Directions
Return the material exactly as supplied, apart from the pictures, which are omitted.

┏━━

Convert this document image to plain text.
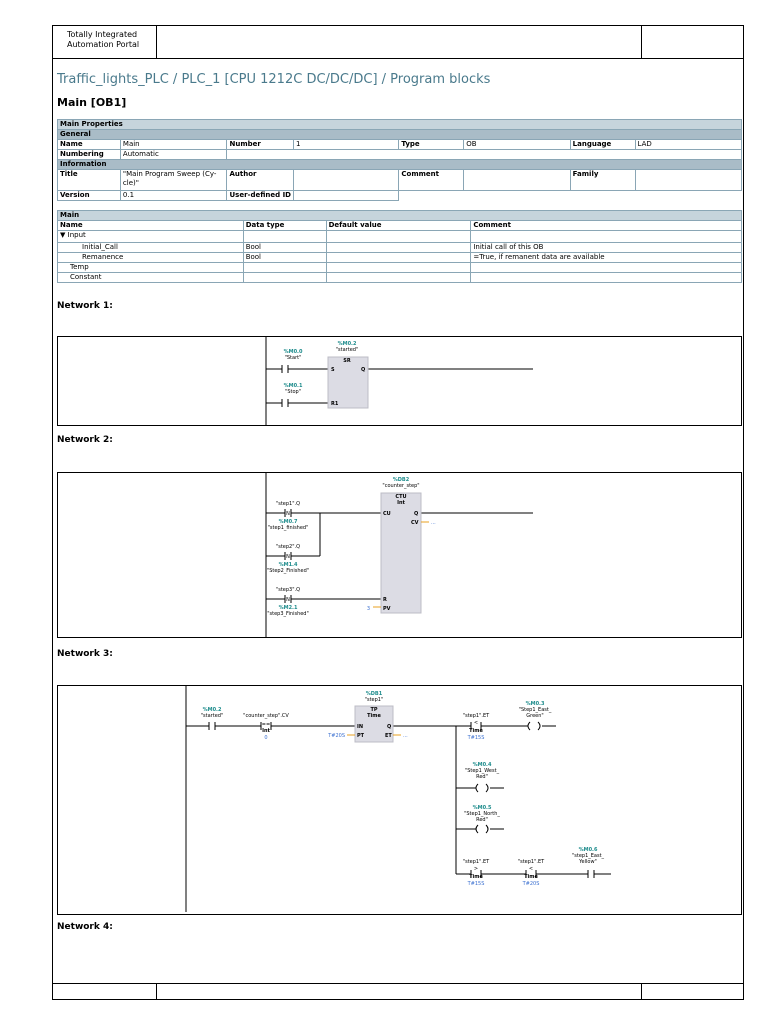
Totally Integrated
Automation Portal
Traffic_lights_PLC / PLC_1 [CPU 1212C DC/DC/DC] / Program blocks
Main [OB1]
Main Properties							
General							
Name	Main	Number	1	Type	OB	Language	LAD
Numbering	Automatic						
Information							
Title	"Main Program Sweep (Cy-
cle)"	Author		Comment		Family	
Version	0.1	User-defined ID					
Main			
Name	Data type	Default value	Comment
▼ Input			
Initial_Call	Bool		Initial call of this OB
Remanence	Bool		=True, if remanent data are available
Temp			
Constant			
Network 1:
%M0.0
"Start"
%M0.1
"Stop"
%M0.2
"started"
SR
S
R1
Q
Network 2:
%DB2
"counter_step"
CTU
Int
CU
R
PV
Q
CV
3
...
"step1".Q
N
%M0.7
"step1_finished"
"step2".Q
N
%M1.4
"Step2_Finished"
"step3".Q
N
%M2.1
"step3_Finished"
Network 3:
%M0.2
"started"	"counter_step".CV
==
Int
0
%DB1
"step1"
TP
Time
IN
PT
Q
ET
T#20S	...
"step1".ET
<
Time
T#15S
%M0.3
"Step1_East_
Green"
%M0.4
"Step1_West_
Red"
%M0.5
"Step1_North_
Red"
"step1".ET
>
Time
T#15S
"step1".ET
<
Time
T#20S
%M0.6
"step1_East_
Yellow"
Network 4:
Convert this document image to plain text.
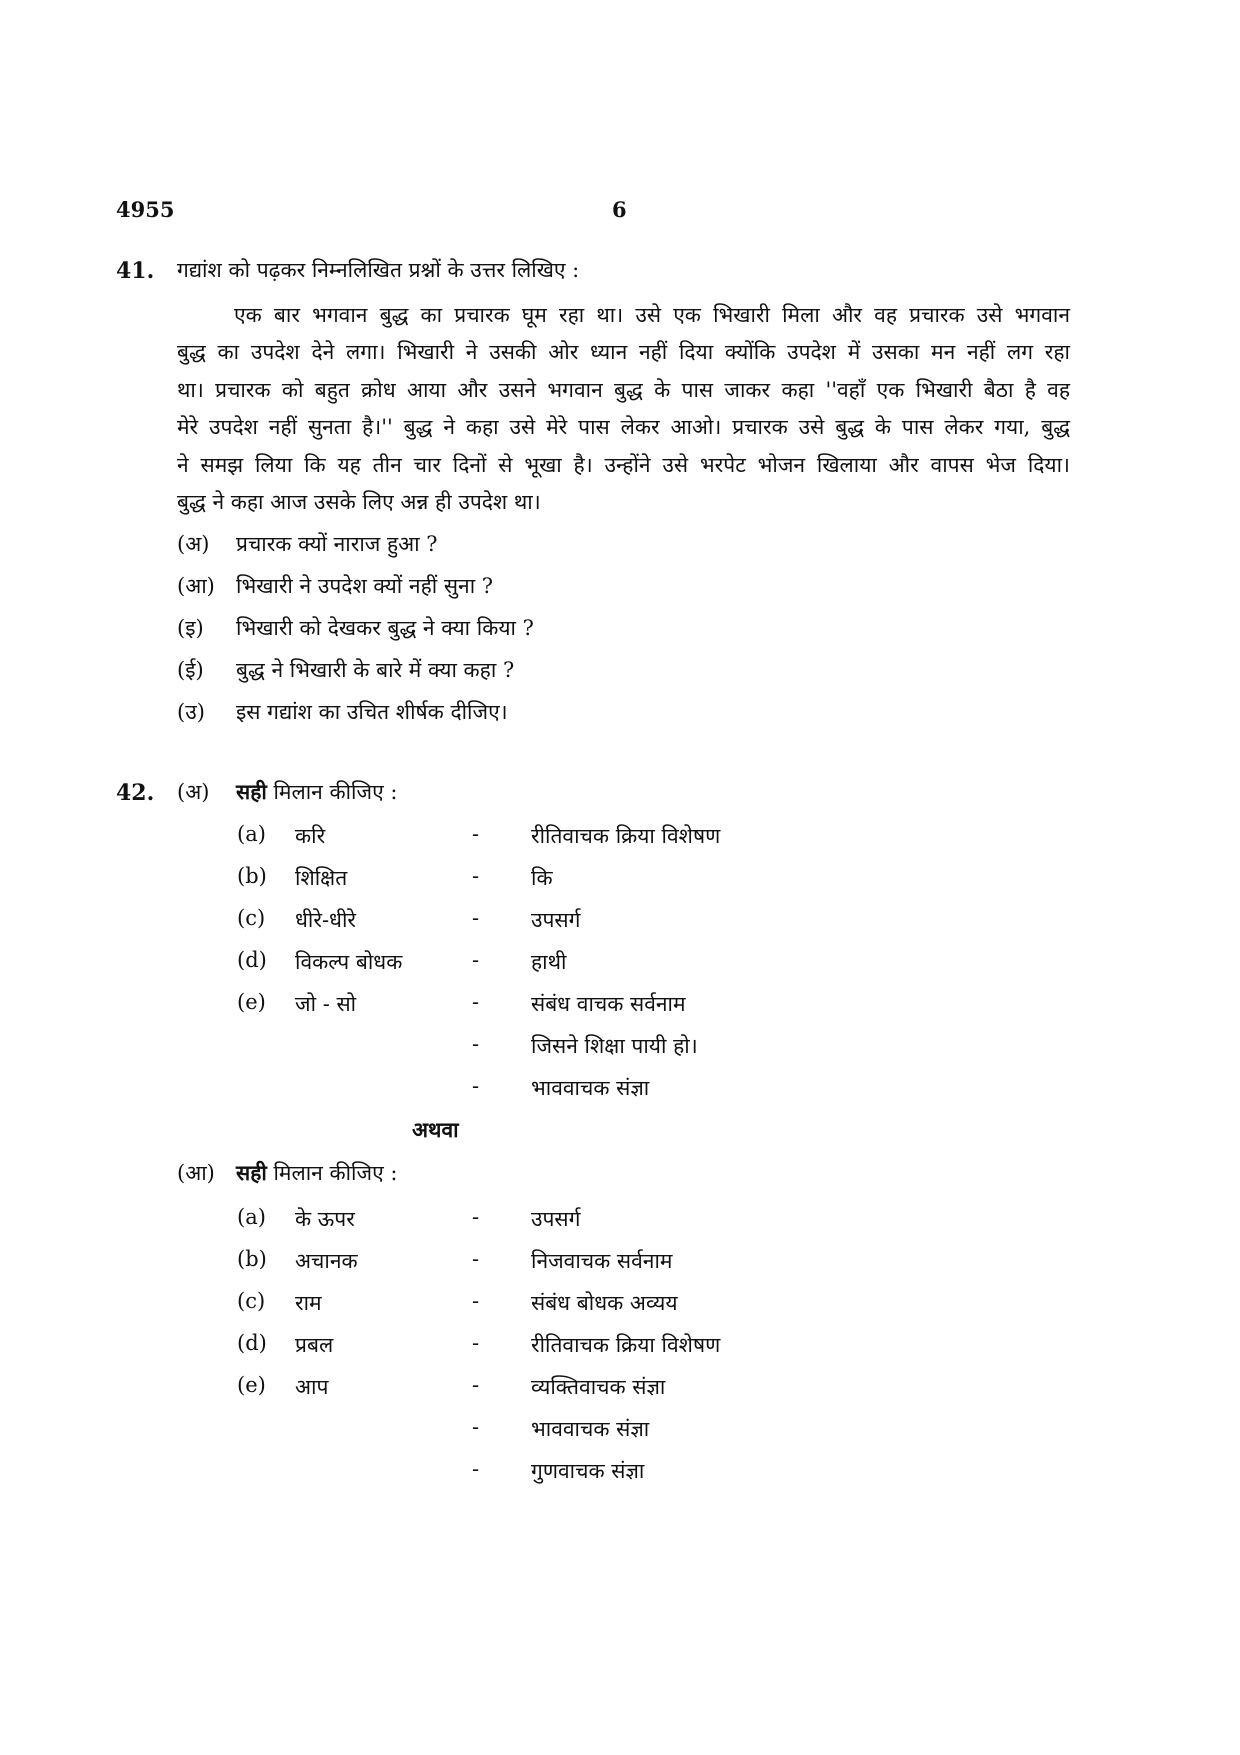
4955	6
41. गद्यांश को पढ़कर निम्नलिखित प्रश्नों के उत्तर लिखिए :
एक बार भगवान बुद्ध का प्रचारक घूम रहा था। उसे एक भिखारी मिला और वह प्रचारक उसे भगवान
बुद्ध का उपदेश देने लगा। भिखारी ने उसकी ओर ध्यान नहीं दिया क्योंकि उपदेश में उसका मन नहीं लग रहा
था। प्रचारक को बहुत क्रोध आया और उसने भगवान बुद्ध के पास जाकर कहा ''वहाँ एक भिखारी बैठा है वह
मेरे उपदेश नहीं सुनता है।'' बुद्ध ने कहा उसे मेरे पास लेकर आओ। प्रचारक उसे बुद्ध के पास लेकर गया, बुद्ध
ने समझ लिया कि यह तीन चार दिनों से भूखा है। उन्होंने उसे भरपेट भोजन खिलाया और वापस भेज दिया।
बुद्ध ने कहा आज उसके लिए अन्न ही उपदेश था।
(अ) प्रचारक क्यों नाराज हुआ ?
(आ) भिखारी ने उपदेश क्यों नहीं सुना ?
(इ) भिखारी को देखकर बुद्ध ने क्या किया ?
(ई) बुद्ध ने भिखारी के बारे में क्या कहा ?
(उ) इस गद्यांश का उचित शीर्षक दीजिए।
42. (अ) सही मिलान कीजिए :
(a) करि
(b) शिक्षित
(c) धीरे-धीरे
(d) विकल्प बोधक
(e) जो - सो
- रीतिवाचक क्रिया विशेषण
- कि
- उपसर्ग
- हाथी
- संबंध वाचक सर्वनाम
- जिसने शिक्षा पायी हो।
- भाववाचक संज्ञा
अथवा
(आ) सही मिलान कीजिए :
(a) के ऊपर
(b) अचानक
(c) राम
(d) प्रबल
(e) आप
- उपसर्ग
- निजवाचक सर्वनाम
- संबंध बोधक अव्यय
- रीतिवाचक क्रिया विशेषण
- व्यक्तिवाचक संज्ञा
- भाववाचक संज्ञा
- गुणवाचक संज्ञा
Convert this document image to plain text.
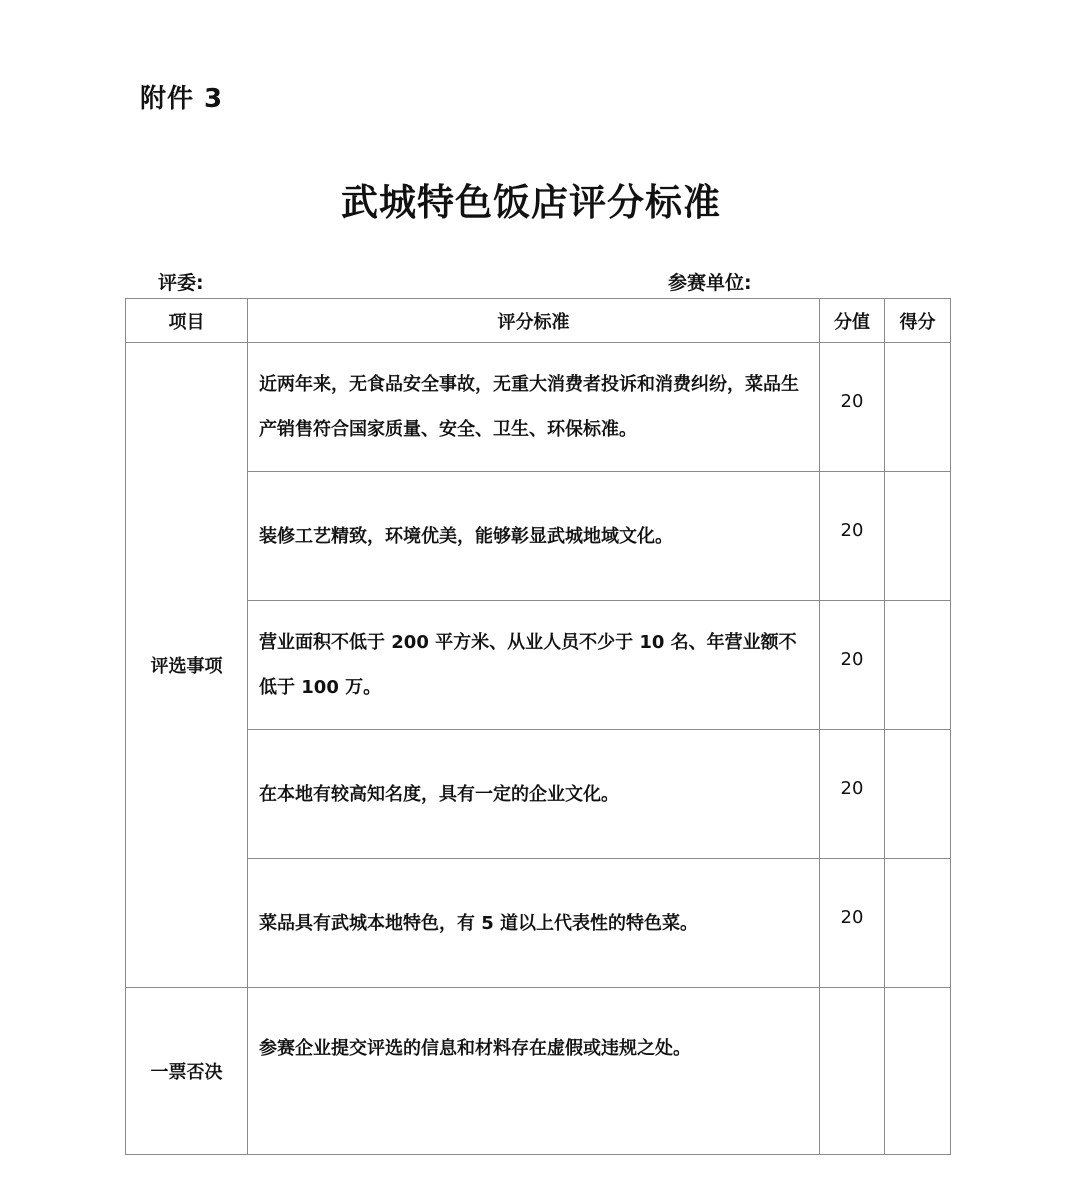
附件 3
武城特色饭店评分标准
评委:	参赛单位:
项目	评分标准	分值	得分
评选事项	近两年来，无食品安全事故，无重大消费者投诉和消费纠纷，菜品生产销售符合国家质量、安全、卫生、环保标准。	20	
	装修工艺精致，环境优美，能够彰显武城地域文化。	20	
	营业面积不低于 200 平方米、从业人员不少于 10 名、年营业额不低于 100 万。	20	
	在本地有较高知名度，具有一定的企业文化。	20	
	菜品具有武城本地特色，有 5 道以上代表性的特色菜。	20	
一票否决	参赛企业提交评选的信息和材料存在虚假或违规之处。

┗━━

Completed task
Convert this document image to plain text.
Totally Integrated
Automation Portal
Traffic_lights_PLC / PLC_1 [CPU 1212C DC/DC/DC] / Program blocks
Main [OB1]
Main Properties							
General							
Name	Main	Number	1	Type	OB	Language	LAD
Numbering	Automatic						
Information							
Title	"Main Program Sweep (Cy-
cle)"	Author		Comment		Family	
Version	0.1	User-defined ID					
Main			
Name	Data type	Default value	Comment
▼ Input			
Initial_Call	Bool		Initial call of this OB
Remanence	Bool		=True, if remanent data are available
Temp			
Constant			
Network 1:
%M0.0
"Start"
%M0.1
"Stop"
%M0.2
"started"
SR
S
R1
Q
Network 2:
%DB2
"counter_step"
CTU
Int
CU
R
PV
Q
CV
3
...
"step1".Q
N
%M0.7
"step1_finished"
"step2".Q
N
%M1.4
"Step2_Finished"
"step3".Q
N
%M2.1
"step3_Finished"
Network 3:
%M0.2
"started"	"counter_step".CV
==
Int
0
%DB1
"step1"
TP
Time
IN
PT
Q
ET
T#20S	...
"step1".ET
<
Time
T#15S
%M0.3
"Step1_East_
Green"
%M0.4
"Step1_West_
Red"
%M0.5
"Step1_North_
Red"
"step1".ET
>
Time
T#15S
"step1".ET
<
Time
T#20S
%M0.6
"step1_East_
Yellow"
Network 4:
Convert this document image to plain text.
4955	6
41. गद्यांश को पढ़कर निम्नलिखित प्रश्नों के उत्तर लिखिए :
एक बार भगवान बुद्ध का प्रचारक घूम रहा था। उसे एक भिखारी मिला और वह प्रचारक उसे भगवान
बुद्ध का उपदेश देने लगा। भिखारी ने उसकी ओर ध्यान नहीं दिया क्योंकि उपदेश में उसका मन नहीं लग रहा
था। प्रचारक को बहुत क्रोध आया और उसने भगवान बुद्ध के पास जाकर कहा ''वहाँ एक भिखारी बैठा है वह
मेरे उपदेश नहीं सुनता है।'' बुद्ध ने कहा उसे मेरे पास लेकर आओ। प्रचारक उसे बुद्ध के पास लेकर गया, बुद्ध
ने समझ लिया कि यह तीन चार दिनों से भूखा है। उन्होंने उसे भरपेट भोजन खिलाया और वापस भेज दिया।
बुद्ध ने कहा आज उसके लिए अन्न ही उपदेश था।
(अ) प्रचारक क्यों नाराज हुआ ?
(आ) भिखारी ने उपदेश क्यों नहीं सुना ?
(इ) भिखारी को देखकर बुद्ध ने क्या किया ?
(ई) बुद्ध ने भिखारी के बारे में क्या कहा ?
(उ) इस गद्यांश का उचित शीर्षक दीजिए।
42. (अ) सही मिलान कीजिए :
(a) करि
(b) शिक्षित
(c) धीरे-धीरे
(d) विकल्प बोधक
(e) जो - सो
- रीतिवाचक क्रिया विशेषण
- कि
- उपसर्ग
- हाथी
- संबंध वाचक सर्वनाम
- जिसने शिक्षा पायी हो।
- भाववाचक संज्ञा
अथवा
(आ) सही मिलान कीजिए :
(a) के ऊपर
(b) अचानक
(c) राम
(d) प्रबल
(e) आप
- उपसर्ग
- निजवाचक सर्वनाम
- संबंध बोधक अव्यय
- रीतिवाचक क्रिया विशेषण
- व्यक्तिवाचक संज्ञा
- भाववाचक संज्ञा
- गुणवाचक संज्ञा
Convert this document image to plain text.
附件 3
武城特色饭店评分标准
评委:	参赛单位:
项目	评分标准	分值	得分
评选事项	近两年来，无食品安全事故，无重大消费者投诉和消费纠纷，菜品生产销售符合国家质量、安全、卫生、环保标准。	20	
	装修工艺精致，环境优美，能够彰显武城地域文化。	20	
	营业面积不低于 200 平方米、从业人员不少于 10 名、年营业额不低于 100 万。	20	
	在本地有较高知名度，具有一定的企业文化。	20	
	菜品具有武城本地特色，有 5 道以上代表性的特色菜。	20	
一票否决	参赛企业提交评选的信息和材料存在虚假或违规之处。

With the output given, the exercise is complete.